TASK DATA>
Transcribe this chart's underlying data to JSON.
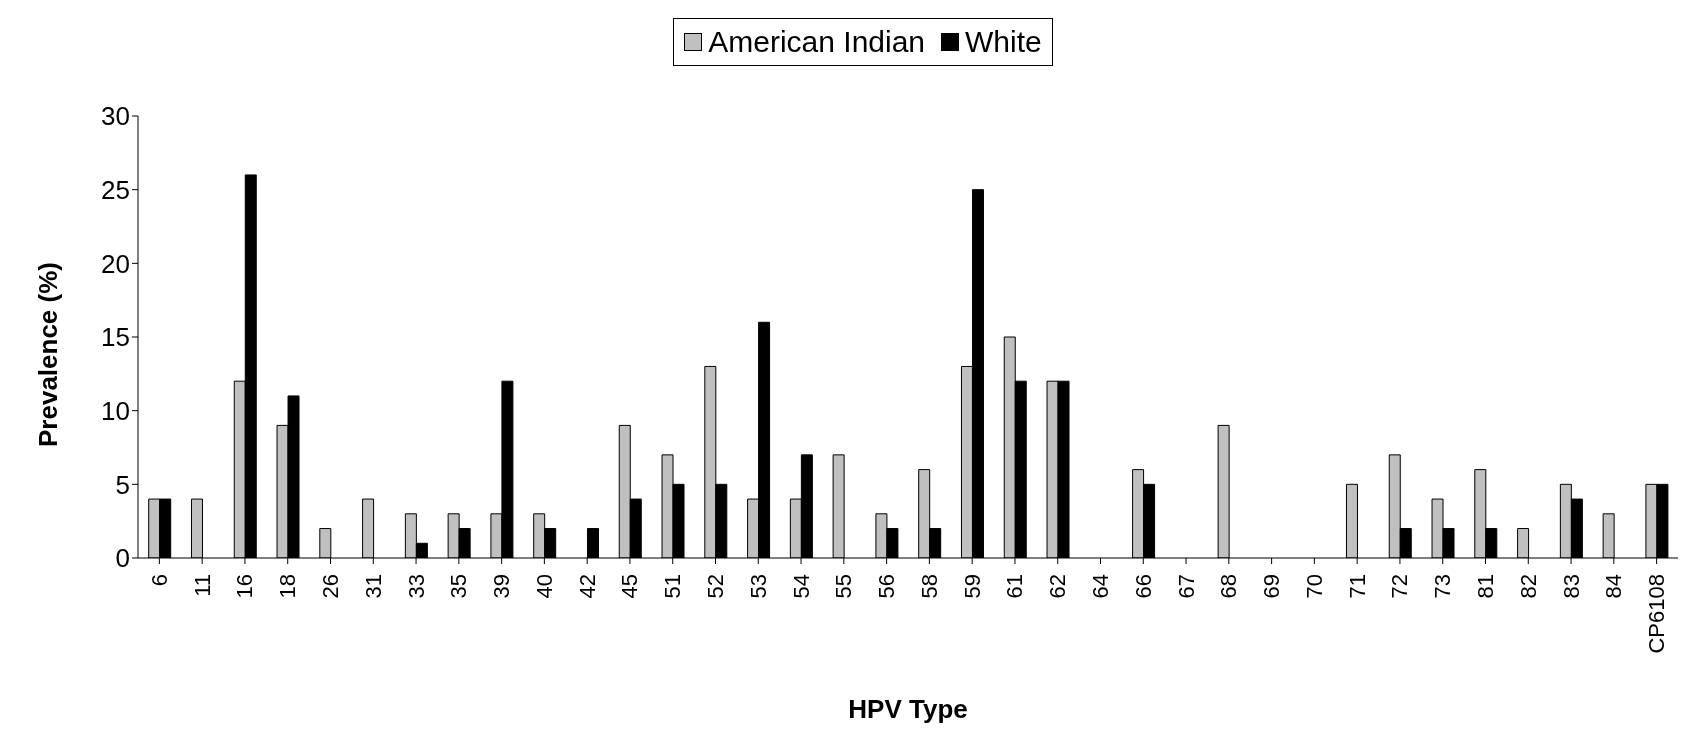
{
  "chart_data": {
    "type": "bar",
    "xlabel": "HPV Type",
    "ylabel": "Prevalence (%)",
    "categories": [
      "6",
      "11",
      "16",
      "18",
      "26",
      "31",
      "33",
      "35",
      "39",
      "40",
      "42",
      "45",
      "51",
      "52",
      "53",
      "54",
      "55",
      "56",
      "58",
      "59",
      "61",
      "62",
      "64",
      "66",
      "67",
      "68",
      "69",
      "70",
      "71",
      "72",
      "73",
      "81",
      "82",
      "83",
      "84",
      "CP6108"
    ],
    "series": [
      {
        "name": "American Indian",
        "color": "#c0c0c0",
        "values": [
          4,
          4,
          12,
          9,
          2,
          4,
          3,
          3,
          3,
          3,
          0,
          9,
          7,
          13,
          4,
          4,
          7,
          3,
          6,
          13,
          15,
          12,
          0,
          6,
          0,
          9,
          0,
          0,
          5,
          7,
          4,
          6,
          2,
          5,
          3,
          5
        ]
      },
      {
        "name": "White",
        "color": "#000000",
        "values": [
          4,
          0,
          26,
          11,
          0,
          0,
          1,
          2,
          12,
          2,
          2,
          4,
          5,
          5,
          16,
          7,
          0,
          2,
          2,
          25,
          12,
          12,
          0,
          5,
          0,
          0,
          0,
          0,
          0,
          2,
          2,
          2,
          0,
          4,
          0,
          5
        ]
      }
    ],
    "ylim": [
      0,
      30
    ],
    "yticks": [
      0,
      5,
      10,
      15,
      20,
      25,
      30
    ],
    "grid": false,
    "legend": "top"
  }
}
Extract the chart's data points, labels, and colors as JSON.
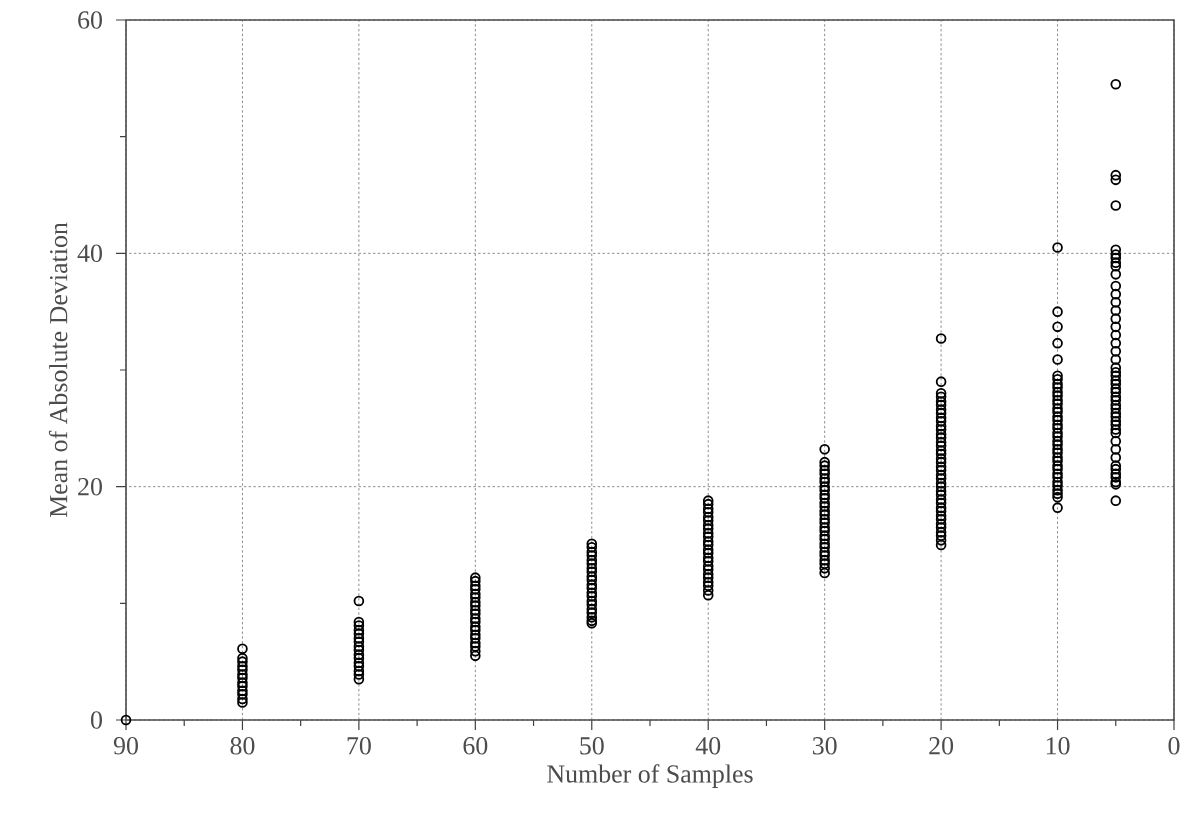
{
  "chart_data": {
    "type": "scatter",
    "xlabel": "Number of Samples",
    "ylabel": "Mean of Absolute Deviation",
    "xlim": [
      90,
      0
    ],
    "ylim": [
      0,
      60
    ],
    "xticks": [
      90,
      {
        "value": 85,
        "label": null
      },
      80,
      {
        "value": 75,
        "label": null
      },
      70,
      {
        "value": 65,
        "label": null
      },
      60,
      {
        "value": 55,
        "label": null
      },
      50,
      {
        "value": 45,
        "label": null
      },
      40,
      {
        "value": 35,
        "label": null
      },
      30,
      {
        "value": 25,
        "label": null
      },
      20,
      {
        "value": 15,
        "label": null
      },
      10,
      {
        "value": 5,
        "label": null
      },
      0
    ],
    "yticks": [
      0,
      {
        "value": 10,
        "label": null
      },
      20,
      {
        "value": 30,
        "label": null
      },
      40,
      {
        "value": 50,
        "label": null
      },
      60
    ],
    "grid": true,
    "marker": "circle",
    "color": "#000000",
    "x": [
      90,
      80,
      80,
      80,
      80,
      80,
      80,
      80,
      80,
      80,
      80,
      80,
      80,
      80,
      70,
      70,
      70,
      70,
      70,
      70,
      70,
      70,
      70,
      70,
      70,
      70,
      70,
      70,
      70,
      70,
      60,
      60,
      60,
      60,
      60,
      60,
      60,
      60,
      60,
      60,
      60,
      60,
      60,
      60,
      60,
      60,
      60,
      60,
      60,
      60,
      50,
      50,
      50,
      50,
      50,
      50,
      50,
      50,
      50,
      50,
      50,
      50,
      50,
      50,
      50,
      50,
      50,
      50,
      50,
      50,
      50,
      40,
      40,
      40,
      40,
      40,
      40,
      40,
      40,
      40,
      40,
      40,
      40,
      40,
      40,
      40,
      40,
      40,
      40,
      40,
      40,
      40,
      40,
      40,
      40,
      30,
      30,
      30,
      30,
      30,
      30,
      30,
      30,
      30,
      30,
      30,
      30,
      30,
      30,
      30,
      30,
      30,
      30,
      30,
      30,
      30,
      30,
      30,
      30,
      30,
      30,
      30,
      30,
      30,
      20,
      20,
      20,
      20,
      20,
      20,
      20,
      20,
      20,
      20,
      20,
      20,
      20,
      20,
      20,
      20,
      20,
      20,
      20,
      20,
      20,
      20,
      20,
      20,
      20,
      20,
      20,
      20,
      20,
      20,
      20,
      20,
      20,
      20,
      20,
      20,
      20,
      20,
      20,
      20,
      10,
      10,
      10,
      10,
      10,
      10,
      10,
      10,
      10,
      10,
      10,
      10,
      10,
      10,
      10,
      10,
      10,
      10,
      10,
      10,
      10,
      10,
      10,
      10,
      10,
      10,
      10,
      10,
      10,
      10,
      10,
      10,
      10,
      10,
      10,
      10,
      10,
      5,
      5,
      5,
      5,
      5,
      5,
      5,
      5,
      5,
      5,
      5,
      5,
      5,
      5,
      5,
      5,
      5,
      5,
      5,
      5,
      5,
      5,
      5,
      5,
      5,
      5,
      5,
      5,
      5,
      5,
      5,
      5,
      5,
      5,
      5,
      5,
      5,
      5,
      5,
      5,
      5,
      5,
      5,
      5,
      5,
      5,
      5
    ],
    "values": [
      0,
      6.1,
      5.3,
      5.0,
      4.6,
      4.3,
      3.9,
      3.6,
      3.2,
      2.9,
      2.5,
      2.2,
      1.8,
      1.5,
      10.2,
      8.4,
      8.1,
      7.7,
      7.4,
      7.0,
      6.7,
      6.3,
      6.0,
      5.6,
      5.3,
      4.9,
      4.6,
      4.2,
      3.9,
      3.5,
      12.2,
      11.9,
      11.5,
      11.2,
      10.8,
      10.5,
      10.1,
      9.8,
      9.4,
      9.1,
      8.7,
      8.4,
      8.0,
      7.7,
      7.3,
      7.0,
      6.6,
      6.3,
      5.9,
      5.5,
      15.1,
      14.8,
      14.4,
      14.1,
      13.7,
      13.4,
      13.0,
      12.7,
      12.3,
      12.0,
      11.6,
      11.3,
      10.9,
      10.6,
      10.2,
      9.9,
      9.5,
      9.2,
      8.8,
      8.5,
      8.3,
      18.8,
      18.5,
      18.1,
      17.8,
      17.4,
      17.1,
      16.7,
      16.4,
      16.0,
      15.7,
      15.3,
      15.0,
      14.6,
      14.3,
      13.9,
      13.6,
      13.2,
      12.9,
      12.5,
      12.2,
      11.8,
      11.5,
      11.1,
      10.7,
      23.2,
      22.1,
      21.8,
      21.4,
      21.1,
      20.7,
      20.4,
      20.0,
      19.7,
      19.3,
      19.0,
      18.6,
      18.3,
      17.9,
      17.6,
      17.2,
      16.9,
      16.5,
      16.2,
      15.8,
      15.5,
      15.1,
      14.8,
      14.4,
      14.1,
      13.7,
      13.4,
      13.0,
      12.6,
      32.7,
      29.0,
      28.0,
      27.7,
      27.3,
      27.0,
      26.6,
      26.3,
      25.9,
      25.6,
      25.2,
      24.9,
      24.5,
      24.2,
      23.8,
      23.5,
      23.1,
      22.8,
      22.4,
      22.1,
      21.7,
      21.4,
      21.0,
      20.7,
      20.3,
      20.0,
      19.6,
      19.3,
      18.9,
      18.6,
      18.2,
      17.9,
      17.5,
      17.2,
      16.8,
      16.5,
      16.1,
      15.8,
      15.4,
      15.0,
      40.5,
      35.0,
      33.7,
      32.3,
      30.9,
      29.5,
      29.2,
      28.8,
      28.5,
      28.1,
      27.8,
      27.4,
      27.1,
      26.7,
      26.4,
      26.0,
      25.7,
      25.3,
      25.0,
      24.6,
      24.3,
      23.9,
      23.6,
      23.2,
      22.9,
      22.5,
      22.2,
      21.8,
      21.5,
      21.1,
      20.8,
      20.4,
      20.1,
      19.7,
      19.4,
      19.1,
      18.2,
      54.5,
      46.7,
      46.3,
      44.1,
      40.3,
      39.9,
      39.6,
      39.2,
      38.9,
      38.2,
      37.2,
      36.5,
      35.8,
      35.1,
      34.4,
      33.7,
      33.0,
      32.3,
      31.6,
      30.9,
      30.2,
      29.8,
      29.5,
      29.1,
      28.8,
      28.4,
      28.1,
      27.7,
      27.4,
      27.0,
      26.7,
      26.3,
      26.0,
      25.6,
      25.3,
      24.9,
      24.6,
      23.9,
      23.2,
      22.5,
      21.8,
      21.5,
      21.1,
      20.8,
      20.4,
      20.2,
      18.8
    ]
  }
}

WRITTEN TASK> Report how many lines contain "xlabel". Give nothing but the number.

WRITTEN RESPONSE> 2